• **Problem details**
Transcribe all the entries word for word, but omit the images.

-----

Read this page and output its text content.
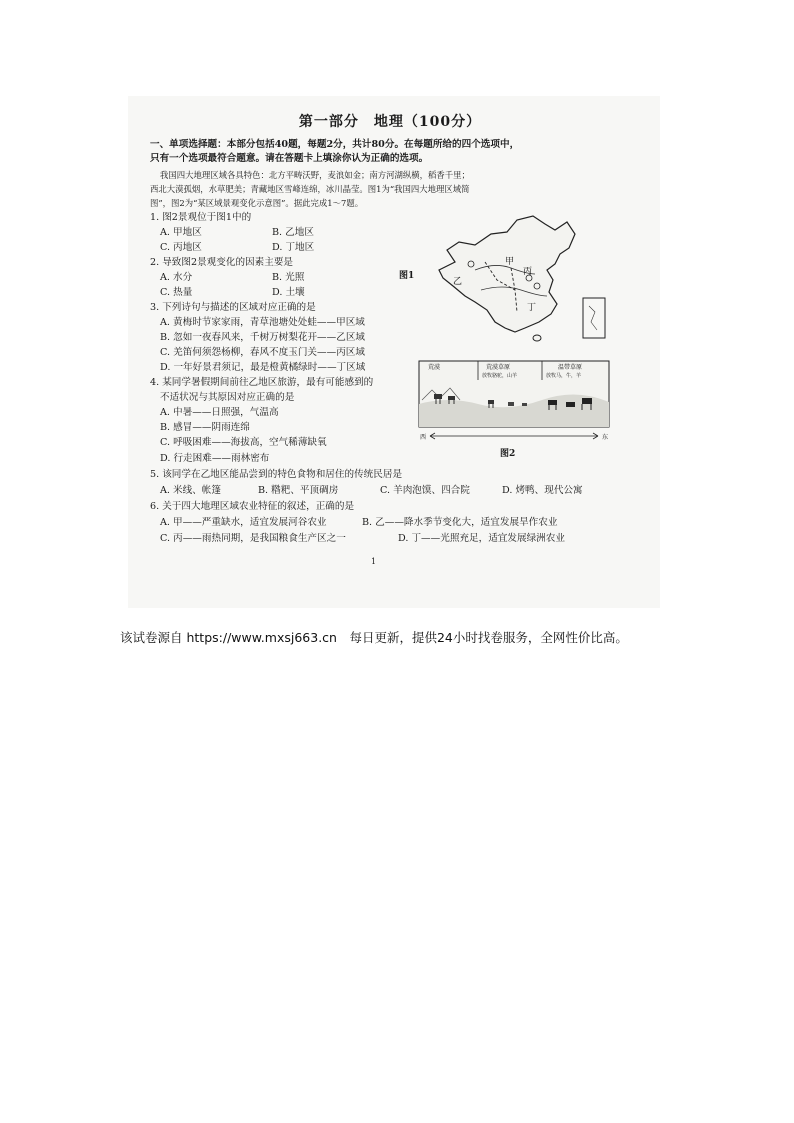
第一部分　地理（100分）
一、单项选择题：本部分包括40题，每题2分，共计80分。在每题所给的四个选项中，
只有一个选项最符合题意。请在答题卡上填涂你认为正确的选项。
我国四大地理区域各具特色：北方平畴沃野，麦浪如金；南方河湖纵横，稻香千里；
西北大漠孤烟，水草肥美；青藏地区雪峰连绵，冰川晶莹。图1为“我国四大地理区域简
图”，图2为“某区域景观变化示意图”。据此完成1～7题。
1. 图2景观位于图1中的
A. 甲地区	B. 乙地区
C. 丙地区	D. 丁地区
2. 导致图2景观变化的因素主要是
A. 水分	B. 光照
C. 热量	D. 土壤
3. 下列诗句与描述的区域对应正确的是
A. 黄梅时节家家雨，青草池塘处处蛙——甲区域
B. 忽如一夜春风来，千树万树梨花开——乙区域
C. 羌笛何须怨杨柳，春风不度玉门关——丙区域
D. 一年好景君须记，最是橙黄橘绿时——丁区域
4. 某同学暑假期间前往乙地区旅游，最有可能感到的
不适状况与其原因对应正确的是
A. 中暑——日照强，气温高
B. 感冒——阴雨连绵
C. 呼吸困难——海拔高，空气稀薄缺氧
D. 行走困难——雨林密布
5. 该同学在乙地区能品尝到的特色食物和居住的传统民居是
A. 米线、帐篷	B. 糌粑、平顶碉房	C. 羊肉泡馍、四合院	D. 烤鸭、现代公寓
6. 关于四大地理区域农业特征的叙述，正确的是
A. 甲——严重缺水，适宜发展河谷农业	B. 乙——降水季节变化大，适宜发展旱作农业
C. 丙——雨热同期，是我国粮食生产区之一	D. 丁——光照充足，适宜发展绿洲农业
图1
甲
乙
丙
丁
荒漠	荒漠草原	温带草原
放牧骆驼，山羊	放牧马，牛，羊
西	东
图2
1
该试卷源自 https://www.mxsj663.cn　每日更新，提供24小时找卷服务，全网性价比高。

-----

• **Result of this task**
Read this page and output its text content.
第一部分　地理（100分）
一、单项选择题：本部分包括40题，每题2分，共计80分。在每题所给的四个选项中，
只有一个选项最符合题意。请在答题卡上填涂你认为正确的选项。
我国四大地理区域各具特色：北方平畴沃野，麦浪如金；南方河湖纵横，稻香千里；
西北大漠孤烟，水草肥美；青藏地区雪峰连绵，冰川晶莹。图1为“我国四大地理区域简
图”，图2为“某区域景观变化示意图”。据此完成1～7题。
1. 图2景观位于图1中的
A. 甲地区	B. 乙地区
C. 丙地区	D. 丁地区
2. 导致图2景观变化的因素主要是
A. 水分	B. 光照
C. 热量	D. 土壤
3. 下列诗句与描述的区域对应正确的是
A. 黄梅时节家家雨，青草池塘处处蛙——甲区域
B. 忽如一夜春风来，千树万树梨花开——乙区域
C. 羌笛何须怨杨柳，春风不度玉门关——丙区域
D. 一年好景君须记，最是橙黄橘绿时——丁区域
4. 某同学暑假期间前往乙地区旅游，最有可能感到的
不适状况与其原因对应正确的是
A. 中暑——日照强，气温高
B. 感冒——阴雨连绵
C. 呼吸困难——海拔高，空气稀薄缺氧
D. 行走困难——雨林密布
5. 该同学在乙地区能品尝到的特色食物和居住的传统民居是
A. 米线、帐篷	B. 糌粑、平顶碉房	C. 羊肉泡馍、四合院	D. 烤鸭、现代公寓
6. 关于四大地理区域农业特征的叙述，正确的是
A. 甲——严重缺水，适宜发展河谷农业	B. 乙——降水季节变化大，适宜发展旱作农业
C. 丙——雨热同期，是我国粮食生产区之一	D. 丁——光照充足，适宜发展绿洲农业
图1
甲
乙
丙
丁
荒漠	荒漠草原	温带草原
放牧骆驼，山羊	放牧马，牛，羊
西	东
图2
1
该试卷源自 https://www.mxsj663.cn　每日更新，提供24小时找卷服务，全网性价比高。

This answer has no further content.